#### [Do this]
Wherever "features" appears in a line, copy that line.

#### [Information shown]
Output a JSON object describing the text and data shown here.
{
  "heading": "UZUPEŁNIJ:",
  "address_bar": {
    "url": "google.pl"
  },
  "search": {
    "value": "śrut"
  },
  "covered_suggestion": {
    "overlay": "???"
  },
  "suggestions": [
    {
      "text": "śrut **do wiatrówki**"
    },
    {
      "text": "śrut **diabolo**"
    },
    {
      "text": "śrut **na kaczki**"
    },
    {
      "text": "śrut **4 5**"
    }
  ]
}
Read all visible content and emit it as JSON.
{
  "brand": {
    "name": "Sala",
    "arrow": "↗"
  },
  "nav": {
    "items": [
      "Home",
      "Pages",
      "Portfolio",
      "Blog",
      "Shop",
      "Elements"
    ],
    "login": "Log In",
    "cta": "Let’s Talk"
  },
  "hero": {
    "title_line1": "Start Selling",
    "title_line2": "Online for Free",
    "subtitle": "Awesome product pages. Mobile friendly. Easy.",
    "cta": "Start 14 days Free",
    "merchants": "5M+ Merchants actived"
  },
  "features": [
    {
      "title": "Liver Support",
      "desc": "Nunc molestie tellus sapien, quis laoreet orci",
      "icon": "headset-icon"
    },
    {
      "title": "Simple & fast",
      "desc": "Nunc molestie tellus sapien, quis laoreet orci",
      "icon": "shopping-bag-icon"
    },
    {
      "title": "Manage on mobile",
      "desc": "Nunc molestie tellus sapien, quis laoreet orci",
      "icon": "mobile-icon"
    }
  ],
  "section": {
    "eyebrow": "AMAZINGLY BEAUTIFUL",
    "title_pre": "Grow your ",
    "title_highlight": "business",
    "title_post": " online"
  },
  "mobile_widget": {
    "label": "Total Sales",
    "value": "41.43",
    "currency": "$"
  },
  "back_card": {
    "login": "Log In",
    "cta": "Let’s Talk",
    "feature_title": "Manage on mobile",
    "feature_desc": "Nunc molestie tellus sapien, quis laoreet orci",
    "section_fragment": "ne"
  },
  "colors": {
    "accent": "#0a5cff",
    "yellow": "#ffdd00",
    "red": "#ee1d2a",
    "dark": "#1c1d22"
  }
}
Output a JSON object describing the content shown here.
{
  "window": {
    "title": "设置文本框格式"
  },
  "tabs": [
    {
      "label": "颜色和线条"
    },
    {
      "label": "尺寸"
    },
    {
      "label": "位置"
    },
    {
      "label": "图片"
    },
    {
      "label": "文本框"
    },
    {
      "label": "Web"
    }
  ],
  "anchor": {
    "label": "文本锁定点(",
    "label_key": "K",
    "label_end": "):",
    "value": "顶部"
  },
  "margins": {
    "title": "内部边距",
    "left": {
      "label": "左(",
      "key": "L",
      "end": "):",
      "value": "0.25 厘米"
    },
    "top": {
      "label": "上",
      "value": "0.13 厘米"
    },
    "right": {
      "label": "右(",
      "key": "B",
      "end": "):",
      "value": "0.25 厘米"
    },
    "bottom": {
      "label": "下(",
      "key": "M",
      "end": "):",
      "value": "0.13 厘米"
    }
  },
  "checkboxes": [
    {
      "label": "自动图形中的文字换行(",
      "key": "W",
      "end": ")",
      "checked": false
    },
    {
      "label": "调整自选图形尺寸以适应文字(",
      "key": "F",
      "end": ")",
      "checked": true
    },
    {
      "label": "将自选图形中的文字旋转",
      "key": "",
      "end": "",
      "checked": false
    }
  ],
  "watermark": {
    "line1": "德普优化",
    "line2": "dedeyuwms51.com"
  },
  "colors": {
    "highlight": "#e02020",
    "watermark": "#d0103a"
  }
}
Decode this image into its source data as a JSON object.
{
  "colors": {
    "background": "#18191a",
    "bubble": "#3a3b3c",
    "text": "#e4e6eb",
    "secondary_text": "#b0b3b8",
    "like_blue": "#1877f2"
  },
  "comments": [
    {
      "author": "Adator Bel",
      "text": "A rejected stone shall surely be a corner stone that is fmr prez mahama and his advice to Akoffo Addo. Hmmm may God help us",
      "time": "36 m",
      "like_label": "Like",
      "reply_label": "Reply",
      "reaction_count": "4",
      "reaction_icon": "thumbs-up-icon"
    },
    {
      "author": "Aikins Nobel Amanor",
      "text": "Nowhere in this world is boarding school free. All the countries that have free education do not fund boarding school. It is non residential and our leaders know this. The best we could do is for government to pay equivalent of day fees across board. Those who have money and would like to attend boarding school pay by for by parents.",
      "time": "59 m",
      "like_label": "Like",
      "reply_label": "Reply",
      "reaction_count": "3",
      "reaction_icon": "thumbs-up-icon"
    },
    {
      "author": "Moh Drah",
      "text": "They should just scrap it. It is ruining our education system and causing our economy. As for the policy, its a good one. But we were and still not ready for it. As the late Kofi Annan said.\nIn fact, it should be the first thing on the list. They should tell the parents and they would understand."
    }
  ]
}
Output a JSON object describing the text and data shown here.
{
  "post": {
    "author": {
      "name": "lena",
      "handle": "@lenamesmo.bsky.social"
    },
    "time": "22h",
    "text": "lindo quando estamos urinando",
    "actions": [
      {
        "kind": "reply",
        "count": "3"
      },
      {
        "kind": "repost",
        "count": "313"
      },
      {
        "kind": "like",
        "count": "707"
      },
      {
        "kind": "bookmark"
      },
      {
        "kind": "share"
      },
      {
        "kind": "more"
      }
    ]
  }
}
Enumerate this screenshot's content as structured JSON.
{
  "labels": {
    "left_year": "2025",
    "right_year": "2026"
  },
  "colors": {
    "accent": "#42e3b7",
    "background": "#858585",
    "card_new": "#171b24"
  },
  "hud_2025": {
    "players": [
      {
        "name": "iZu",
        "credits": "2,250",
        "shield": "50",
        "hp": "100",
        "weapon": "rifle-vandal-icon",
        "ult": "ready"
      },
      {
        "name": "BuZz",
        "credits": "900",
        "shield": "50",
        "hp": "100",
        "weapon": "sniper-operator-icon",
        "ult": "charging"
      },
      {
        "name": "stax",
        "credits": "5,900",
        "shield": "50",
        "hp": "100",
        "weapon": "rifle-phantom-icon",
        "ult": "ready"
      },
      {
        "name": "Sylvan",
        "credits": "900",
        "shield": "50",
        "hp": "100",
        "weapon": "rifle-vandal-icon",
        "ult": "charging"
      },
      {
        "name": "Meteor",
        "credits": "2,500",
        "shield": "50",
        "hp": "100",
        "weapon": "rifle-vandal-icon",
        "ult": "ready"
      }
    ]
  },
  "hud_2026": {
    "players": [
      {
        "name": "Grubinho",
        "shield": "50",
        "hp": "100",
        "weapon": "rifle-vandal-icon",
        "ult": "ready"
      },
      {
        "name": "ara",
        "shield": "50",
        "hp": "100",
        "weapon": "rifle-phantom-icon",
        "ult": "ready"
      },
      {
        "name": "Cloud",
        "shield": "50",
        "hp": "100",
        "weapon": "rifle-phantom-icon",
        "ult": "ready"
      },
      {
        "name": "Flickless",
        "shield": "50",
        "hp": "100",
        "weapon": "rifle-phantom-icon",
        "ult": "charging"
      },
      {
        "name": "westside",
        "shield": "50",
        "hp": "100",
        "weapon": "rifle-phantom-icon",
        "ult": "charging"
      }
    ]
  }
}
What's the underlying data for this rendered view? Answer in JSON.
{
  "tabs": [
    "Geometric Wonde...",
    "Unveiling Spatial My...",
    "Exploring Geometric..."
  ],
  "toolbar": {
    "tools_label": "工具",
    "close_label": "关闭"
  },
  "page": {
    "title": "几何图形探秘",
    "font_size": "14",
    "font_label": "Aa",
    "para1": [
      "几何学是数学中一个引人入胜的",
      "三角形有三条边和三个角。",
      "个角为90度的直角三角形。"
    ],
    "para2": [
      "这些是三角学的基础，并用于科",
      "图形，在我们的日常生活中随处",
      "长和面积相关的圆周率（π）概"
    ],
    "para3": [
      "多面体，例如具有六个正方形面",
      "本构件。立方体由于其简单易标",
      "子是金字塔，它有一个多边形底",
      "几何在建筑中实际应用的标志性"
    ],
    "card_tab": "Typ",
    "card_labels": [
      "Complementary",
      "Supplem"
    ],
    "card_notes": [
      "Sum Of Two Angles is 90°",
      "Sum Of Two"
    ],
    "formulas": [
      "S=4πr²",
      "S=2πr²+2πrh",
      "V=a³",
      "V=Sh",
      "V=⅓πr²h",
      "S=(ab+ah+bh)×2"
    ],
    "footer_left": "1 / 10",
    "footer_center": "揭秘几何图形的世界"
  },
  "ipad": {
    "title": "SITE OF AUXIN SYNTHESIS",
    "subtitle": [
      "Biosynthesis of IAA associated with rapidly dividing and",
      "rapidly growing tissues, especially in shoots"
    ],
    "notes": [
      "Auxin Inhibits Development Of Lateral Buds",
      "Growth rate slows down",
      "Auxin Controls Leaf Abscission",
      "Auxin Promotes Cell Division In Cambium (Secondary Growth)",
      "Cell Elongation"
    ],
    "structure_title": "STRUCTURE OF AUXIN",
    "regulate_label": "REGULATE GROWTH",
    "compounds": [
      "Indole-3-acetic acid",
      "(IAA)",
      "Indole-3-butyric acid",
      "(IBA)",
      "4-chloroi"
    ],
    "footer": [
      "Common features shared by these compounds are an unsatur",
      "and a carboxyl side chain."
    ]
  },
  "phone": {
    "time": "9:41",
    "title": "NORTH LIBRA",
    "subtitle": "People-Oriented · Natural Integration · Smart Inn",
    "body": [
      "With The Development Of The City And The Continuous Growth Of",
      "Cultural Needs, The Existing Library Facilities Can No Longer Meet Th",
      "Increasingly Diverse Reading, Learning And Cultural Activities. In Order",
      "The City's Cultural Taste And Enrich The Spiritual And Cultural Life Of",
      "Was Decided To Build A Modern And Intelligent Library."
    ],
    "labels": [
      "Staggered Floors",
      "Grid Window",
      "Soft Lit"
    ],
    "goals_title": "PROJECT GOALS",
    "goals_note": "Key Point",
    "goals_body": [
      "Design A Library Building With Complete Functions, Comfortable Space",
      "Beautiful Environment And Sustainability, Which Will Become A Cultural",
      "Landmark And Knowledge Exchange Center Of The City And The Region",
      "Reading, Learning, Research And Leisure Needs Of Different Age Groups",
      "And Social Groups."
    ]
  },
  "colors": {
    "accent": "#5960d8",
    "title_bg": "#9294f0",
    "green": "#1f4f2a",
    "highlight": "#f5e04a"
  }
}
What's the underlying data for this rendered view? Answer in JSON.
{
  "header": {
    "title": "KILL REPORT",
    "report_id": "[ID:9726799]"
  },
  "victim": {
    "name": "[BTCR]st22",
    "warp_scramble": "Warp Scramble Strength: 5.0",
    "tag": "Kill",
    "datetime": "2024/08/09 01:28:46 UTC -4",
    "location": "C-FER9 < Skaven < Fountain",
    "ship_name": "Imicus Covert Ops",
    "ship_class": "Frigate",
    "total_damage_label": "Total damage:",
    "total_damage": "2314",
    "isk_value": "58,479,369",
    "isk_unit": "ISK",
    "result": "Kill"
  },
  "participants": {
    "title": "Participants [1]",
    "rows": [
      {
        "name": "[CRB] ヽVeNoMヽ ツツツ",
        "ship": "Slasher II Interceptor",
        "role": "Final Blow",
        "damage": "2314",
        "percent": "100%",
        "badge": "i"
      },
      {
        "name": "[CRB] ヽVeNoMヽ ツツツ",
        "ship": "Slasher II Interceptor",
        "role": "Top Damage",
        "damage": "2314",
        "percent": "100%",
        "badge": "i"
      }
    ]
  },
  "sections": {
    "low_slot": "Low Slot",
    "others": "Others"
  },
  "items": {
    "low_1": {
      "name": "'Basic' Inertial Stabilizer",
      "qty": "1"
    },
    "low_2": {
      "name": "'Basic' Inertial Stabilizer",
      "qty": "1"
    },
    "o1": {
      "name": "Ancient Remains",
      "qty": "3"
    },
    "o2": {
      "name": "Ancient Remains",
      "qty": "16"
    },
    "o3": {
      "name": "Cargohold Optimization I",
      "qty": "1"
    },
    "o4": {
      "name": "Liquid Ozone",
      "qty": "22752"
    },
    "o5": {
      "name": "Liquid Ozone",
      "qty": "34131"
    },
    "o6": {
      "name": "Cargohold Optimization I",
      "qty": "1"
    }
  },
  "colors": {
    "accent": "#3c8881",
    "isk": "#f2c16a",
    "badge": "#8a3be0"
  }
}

#### [Result of this exercise]
  "features": [
      "Common features shared by these compounds are an unsatur",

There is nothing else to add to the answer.